— START Data shown —

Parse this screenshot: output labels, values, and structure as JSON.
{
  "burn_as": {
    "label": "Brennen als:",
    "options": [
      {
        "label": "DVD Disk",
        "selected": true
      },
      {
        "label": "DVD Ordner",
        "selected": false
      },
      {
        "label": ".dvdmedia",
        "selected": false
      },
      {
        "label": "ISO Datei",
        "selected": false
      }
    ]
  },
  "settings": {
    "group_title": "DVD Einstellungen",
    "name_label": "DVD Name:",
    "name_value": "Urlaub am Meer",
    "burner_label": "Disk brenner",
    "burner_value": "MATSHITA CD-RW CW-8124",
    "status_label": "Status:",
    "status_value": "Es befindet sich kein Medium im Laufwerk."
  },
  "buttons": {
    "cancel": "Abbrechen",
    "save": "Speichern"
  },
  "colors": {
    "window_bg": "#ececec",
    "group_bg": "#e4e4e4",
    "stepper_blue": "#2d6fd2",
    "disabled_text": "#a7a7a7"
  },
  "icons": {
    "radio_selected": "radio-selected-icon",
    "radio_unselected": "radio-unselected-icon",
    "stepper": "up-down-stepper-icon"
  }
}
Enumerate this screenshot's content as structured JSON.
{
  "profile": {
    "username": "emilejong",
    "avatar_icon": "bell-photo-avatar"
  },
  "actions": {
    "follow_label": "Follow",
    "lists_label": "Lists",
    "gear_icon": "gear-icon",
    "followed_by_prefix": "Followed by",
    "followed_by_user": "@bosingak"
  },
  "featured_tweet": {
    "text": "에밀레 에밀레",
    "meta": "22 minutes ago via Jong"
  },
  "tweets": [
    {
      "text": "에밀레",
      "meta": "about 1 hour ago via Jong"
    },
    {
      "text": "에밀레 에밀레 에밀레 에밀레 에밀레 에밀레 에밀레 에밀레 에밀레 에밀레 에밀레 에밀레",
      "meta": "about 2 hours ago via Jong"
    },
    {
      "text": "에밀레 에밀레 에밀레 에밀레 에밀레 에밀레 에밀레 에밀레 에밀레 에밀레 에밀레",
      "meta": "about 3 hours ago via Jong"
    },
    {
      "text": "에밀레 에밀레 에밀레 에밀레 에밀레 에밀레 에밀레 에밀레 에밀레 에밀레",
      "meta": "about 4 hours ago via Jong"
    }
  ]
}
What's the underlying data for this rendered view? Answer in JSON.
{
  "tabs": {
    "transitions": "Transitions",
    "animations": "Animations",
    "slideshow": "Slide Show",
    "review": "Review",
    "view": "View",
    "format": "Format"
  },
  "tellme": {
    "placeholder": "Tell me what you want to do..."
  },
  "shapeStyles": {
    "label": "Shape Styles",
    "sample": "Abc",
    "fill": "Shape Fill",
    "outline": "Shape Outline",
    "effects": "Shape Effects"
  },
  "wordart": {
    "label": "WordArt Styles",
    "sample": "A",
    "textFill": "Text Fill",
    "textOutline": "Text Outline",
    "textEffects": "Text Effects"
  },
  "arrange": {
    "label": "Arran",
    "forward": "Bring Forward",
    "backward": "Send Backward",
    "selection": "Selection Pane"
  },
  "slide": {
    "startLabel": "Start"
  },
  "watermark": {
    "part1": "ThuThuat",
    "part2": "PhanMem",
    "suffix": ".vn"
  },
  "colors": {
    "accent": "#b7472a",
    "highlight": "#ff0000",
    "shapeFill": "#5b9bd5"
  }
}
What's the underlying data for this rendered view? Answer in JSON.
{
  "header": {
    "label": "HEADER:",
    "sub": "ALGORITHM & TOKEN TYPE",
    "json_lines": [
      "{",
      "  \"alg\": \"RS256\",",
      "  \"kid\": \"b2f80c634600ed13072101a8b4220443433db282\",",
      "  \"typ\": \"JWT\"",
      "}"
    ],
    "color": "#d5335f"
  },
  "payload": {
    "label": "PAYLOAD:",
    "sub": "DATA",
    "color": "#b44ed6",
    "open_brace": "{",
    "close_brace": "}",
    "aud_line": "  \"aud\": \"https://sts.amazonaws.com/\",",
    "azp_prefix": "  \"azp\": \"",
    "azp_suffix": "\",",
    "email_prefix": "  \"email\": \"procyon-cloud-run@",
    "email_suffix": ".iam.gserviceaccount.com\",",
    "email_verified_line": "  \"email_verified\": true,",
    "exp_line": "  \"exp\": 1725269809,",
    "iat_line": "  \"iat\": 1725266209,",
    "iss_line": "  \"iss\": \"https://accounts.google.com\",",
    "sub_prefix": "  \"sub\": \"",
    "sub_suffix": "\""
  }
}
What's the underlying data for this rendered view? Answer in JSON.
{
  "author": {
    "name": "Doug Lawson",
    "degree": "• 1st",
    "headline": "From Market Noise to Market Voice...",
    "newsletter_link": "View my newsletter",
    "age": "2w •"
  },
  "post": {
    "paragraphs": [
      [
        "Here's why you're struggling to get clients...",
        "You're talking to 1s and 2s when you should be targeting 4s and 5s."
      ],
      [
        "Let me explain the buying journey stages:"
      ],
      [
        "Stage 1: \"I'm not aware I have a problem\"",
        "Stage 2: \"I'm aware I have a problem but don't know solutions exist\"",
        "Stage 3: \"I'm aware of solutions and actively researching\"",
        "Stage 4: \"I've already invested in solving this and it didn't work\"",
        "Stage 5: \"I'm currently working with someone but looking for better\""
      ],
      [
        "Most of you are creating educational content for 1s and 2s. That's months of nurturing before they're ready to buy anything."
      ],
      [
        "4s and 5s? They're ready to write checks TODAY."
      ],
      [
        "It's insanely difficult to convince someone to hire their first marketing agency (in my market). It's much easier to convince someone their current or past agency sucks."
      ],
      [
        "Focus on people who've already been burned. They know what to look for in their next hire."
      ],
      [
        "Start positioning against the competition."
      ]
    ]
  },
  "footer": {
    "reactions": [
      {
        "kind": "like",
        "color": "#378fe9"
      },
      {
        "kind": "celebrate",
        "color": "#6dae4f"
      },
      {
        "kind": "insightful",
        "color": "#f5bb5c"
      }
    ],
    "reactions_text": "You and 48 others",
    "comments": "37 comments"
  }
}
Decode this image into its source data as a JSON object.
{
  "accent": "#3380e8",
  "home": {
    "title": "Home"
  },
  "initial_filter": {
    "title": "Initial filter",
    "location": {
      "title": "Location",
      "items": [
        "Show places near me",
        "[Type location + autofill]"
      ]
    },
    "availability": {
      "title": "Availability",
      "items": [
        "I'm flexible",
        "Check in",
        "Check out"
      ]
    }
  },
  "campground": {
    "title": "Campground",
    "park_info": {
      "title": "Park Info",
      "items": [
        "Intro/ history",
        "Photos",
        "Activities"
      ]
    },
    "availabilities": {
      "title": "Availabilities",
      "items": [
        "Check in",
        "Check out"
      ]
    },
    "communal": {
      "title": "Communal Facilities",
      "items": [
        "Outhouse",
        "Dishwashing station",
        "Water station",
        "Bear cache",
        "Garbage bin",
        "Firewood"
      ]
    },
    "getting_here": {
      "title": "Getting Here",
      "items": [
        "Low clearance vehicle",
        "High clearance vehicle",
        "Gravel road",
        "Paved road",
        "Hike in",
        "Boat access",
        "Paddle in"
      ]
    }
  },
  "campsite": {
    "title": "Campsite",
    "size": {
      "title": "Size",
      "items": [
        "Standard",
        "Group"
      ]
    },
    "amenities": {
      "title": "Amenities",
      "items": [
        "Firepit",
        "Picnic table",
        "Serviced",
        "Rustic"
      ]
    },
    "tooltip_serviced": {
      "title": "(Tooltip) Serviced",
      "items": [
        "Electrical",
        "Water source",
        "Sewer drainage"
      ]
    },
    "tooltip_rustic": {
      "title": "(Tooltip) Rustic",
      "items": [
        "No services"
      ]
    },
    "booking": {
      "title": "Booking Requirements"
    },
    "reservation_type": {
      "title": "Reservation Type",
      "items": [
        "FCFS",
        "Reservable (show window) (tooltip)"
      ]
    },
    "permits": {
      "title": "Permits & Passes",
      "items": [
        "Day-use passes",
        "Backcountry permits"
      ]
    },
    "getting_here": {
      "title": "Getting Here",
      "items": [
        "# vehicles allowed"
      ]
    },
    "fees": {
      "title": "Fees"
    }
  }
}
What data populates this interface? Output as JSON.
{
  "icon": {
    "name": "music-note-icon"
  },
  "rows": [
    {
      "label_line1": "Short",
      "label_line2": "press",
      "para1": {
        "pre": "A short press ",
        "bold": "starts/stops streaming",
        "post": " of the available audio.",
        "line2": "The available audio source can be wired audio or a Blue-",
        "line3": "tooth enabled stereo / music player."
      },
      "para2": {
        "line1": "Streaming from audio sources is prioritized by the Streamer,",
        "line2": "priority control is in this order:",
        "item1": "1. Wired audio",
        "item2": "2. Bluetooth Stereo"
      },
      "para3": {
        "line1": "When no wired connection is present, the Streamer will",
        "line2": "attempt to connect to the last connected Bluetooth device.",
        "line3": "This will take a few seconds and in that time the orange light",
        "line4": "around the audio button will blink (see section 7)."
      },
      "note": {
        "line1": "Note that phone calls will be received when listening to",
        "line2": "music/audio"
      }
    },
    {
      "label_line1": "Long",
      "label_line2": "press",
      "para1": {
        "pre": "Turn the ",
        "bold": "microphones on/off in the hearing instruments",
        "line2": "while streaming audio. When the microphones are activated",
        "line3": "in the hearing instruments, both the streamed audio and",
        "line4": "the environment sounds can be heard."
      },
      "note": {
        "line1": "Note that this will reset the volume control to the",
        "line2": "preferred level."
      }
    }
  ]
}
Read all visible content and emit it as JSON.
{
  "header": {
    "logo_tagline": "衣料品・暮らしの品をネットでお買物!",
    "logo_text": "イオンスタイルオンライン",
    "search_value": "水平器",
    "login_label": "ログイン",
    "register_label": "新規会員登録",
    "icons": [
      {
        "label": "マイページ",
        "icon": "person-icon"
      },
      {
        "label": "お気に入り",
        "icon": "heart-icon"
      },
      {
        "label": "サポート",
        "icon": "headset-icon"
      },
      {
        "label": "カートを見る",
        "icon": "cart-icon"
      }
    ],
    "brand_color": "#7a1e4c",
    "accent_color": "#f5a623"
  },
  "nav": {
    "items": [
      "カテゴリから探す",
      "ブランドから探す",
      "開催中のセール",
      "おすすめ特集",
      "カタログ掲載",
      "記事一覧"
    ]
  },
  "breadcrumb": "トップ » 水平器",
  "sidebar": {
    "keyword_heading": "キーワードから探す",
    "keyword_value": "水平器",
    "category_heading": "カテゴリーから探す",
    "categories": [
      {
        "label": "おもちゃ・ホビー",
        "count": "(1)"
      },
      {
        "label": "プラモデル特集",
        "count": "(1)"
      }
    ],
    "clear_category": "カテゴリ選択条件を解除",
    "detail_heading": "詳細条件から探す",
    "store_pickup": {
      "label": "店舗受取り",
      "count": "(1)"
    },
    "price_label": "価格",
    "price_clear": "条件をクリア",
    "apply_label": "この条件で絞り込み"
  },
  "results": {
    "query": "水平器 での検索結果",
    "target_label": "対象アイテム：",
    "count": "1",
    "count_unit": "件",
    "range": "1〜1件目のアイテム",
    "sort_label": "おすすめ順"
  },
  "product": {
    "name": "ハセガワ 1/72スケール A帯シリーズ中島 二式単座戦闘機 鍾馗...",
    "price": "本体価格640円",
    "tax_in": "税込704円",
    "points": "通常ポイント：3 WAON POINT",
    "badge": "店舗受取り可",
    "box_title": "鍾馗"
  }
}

— END Data shown —

> **Task to carry out**
Take every line from the data above that holds "Bluetooth" and copy it out.

> **Task response**
        "item2": "2. Bluetooth Stereo"
        "line2": "attempt to connect to the last connected Bluetooth device.",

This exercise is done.